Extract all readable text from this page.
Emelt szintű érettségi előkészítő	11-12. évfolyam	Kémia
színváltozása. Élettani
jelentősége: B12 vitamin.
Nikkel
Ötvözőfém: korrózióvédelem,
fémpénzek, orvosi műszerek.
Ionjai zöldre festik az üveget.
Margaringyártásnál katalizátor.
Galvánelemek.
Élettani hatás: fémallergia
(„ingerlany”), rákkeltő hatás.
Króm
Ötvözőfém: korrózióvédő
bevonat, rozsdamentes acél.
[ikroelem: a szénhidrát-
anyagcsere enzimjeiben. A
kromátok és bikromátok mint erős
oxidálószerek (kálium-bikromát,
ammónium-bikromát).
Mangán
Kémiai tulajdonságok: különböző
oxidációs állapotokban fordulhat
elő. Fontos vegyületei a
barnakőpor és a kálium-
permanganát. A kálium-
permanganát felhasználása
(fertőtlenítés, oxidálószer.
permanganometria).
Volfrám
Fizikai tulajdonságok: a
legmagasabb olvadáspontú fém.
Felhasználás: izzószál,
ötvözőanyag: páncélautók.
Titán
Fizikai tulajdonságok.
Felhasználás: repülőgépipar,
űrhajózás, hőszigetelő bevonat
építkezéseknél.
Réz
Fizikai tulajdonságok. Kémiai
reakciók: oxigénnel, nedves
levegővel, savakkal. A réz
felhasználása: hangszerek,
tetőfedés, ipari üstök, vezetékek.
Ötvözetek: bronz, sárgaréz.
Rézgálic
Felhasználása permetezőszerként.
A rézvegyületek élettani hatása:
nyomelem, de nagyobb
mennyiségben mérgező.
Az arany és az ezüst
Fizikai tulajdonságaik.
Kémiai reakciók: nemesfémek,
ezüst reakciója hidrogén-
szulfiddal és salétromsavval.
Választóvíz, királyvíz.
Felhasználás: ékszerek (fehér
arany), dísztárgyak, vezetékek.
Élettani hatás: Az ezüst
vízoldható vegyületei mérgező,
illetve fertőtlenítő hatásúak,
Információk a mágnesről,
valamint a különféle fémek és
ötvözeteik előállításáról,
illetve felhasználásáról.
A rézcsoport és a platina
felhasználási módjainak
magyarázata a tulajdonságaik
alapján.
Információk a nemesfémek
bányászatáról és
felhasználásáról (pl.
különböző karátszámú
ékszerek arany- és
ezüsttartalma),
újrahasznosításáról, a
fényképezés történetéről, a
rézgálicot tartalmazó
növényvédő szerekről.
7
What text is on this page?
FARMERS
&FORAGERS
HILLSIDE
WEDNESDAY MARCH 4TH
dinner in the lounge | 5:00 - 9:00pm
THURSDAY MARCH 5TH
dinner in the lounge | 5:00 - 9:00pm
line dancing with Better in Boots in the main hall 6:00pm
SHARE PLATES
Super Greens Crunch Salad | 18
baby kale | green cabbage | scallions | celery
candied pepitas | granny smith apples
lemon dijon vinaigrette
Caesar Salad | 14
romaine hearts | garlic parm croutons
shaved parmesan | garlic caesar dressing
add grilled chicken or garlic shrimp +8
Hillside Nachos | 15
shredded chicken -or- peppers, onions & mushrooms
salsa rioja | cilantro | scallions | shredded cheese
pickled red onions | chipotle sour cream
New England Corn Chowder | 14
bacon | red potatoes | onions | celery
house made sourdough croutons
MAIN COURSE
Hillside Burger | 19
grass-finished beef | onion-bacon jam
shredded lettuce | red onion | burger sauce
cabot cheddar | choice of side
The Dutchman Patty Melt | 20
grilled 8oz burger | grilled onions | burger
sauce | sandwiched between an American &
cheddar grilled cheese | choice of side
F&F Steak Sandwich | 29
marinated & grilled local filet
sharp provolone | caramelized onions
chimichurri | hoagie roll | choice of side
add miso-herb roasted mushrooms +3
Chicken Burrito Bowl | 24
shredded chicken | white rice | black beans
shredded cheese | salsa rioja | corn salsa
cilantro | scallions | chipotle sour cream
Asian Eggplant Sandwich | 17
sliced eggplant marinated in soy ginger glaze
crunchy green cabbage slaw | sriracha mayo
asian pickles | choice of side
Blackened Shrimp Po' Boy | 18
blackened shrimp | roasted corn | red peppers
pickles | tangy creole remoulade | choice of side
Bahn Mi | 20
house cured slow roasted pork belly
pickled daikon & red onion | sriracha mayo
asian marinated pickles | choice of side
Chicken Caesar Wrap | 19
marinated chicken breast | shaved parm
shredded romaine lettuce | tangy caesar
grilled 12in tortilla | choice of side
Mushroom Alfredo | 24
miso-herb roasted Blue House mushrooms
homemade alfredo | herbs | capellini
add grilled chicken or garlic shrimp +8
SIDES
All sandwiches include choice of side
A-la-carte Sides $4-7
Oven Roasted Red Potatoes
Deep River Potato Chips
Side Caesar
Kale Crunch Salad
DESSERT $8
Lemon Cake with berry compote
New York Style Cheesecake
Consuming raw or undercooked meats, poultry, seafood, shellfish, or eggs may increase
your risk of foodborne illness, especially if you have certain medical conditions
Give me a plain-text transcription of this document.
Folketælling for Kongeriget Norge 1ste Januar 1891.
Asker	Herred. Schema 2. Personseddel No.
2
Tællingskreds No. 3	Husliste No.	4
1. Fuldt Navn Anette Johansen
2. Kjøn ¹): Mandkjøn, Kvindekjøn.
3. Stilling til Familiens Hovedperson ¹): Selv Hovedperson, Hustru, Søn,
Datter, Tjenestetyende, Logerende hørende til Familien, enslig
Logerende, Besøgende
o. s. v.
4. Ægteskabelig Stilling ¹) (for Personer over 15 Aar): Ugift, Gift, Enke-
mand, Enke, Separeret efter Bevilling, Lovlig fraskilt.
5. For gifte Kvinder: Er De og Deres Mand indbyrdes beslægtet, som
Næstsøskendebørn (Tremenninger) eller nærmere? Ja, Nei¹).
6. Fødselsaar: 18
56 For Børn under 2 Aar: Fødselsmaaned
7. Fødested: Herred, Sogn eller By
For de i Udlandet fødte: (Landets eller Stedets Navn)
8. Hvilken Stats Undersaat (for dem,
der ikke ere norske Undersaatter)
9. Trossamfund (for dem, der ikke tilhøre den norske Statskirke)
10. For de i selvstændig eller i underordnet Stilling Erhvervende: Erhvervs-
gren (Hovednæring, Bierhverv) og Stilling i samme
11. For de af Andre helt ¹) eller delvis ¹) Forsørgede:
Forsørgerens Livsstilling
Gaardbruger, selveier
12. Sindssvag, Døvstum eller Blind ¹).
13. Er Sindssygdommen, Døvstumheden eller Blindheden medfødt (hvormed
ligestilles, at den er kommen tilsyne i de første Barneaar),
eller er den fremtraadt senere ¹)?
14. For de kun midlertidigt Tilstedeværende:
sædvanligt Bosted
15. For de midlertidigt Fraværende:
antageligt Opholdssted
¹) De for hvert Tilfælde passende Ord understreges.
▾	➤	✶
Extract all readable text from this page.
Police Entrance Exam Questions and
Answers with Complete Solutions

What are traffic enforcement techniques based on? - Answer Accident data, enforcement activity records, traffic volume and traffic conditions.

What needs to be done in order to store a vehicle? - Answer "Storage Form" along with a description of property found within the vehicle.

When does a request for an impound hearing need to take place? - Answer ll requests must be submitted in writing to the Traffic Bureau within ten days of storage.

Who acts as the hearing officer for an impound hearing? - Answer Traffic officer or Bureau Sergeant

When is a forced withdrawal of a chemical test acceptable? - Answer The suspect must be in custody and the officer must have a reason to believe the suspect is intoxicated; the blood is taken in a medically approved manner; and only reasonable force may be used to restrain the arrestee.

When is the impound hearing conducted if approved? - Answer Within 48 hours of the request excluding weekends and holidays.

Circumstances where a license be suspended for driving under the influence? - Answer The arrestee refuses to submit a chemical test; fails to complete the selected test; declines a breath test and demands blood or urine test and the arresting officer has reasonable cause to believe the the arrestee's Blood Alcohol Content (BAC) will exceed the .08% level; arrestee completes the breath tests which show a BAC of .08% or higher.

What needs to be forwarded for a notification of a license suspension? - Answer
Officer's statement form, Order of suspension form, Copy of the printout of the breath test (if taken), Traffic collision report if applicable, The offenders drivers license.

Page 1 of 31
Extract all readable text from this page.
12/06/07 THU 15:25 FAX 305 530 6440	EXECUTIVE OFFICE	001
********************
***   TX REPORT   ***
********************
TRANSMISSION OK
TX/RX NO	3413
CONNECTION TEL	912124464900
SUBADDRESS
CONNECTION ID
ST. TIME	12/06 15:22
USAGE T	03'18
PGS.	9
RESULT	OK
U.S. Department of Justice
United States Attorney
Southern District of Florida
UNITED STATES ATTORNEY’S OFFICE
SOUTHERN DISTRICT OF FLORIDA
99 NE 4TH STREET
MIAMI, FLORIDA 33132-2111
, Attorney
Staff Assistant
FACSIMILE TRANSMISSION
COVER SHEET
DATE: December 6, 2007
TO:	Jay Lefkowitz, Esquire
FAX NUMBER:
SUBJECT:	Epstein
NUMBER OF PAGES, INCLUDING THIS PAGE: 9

________________________________________

Where a line of the material above holds the string "garlic", copy that line.

romaine hearts | garlic parm croutons
shaved parmesan | garlic caesar dressing
add grilled chicken or garlic shrimp +8
add grilled chicken or garlic shrimp +8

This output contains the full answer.